CHALLENGE: Tally the lines below that contain the word "návykových", and give only that number.

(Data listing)

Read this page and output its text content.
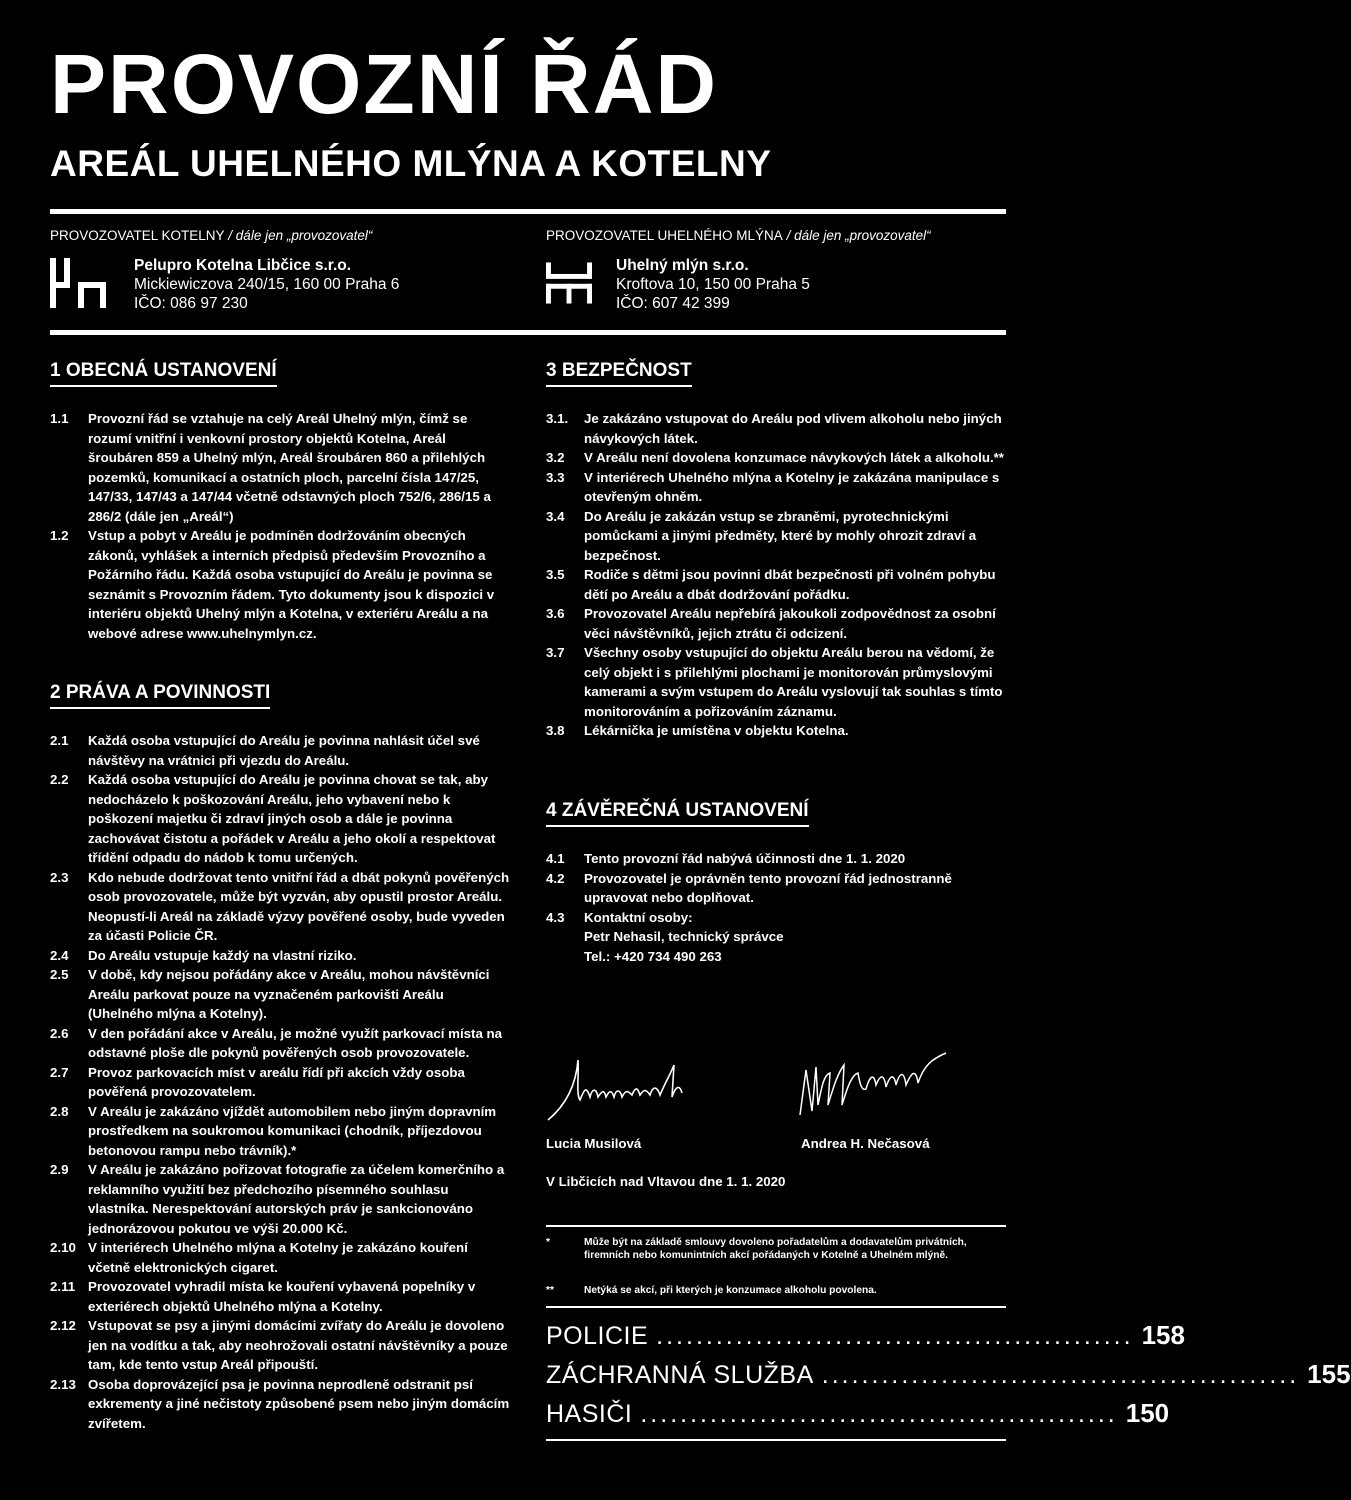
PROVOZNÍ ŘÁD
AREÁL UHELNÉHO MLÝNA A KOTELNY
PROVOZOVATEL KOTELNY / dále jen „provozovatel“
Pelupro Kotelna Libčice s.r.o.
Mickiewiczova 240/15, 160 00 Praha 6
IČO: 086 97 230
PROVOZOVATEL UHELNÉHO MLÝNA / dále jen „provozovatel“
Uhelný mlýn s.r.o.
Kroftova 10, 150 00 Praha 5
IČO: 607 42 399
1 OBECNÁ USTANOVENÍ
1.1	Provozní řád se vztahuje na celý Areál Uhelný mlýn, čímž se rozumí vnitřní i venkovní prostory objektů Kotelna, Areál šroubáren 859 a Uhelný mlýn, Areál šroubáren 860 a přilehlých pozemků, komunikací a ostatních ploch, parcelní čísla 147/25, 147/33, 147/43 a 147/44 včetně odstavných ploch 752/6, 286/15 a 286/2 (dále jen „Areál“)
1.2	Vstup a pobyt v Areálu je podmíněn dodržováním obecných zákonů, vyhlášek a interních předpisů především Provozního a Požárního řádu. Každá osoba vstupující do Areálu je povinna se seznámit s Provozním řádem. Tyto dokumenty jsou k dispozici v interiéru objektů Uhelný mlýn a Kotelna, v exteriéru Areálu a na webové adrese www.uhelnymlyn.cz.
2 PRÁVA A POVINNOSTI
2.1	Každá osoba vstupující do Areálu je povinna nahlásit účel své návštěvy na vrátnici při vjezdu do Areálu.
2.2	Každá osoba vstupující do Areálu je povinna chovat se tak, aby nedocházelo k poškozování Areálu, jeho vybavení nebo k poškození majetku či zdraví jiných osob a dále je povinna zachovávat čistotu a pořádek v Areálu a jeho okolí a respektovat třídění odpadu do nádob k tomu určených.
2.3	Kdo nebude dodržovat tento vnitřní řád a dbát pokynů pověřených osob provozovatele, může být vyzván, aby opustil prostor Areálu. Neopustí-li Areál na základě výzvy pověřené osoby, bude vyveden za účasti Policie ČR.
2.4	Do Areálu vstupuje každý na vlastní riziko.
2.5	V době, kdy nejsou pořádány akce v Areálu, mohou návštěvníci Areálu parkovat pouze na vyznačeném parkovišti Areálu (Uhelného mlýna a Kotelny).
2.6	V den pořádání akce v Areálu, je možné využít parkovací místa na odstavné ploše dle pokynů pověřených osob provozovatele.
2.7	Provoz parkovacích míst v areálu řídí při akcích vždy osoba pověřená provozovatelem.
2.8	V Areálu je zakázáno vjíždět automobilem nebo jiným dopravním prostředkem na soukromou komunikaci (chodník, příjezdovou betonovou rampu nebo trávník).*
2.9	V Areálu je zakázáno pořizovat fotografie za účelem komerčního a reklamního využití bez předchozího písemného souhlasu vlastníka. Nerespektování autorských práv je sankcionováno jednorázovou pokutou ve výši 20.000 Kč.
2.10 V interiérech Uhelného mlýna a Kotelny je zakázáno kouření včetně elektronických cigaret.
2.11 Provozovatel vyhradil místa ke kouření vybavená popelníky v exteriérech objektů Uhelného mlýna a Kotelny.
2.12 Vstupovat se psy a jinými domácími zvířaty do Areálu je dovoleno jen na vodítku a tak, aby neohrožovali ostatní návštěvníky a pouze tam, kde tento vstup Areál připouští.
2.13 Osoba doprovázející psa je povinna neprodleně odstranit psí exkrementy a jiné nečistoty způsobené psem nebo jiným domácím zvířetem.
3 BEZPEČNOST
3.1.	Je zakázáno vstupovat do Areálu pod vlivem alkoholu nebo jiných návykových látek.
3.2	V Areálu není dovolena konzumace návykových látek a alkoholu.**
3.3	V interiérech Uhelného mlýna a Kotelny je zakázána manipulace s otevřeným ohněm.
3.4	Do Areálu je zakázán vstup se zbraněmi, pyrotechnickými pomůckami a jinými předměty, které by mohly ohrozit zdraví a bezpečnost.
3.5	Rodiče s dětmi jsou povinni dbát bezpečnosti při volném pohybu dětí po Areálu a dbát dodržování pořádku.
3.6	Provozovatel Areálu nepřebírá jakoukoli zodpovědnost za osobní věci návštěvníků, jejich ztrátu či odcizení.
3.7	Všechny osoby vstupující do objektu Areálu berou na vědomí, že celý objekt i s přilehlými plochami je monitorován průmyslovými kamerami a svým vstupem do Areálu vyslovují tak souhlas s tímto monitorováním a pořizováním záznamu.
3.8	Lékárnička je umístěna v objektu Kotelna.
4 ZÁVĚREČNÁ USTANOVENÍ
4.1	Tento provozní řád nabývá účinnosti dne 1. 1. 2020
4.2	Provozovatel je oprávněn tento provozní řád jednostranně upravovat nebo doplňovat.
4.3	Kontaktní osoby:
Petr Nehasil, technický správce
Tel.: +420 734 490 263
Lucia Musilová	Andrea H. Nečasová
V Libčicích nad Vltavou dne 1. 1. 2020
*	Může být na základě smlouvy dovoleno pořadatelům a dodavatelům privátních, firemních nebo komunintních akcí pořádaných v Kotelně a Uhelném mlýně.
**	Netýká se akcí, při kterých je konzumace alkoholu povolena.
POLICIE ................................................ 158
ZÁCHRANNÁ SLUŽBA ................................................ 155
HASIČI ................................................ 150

EXERCISE RESPONSE: 2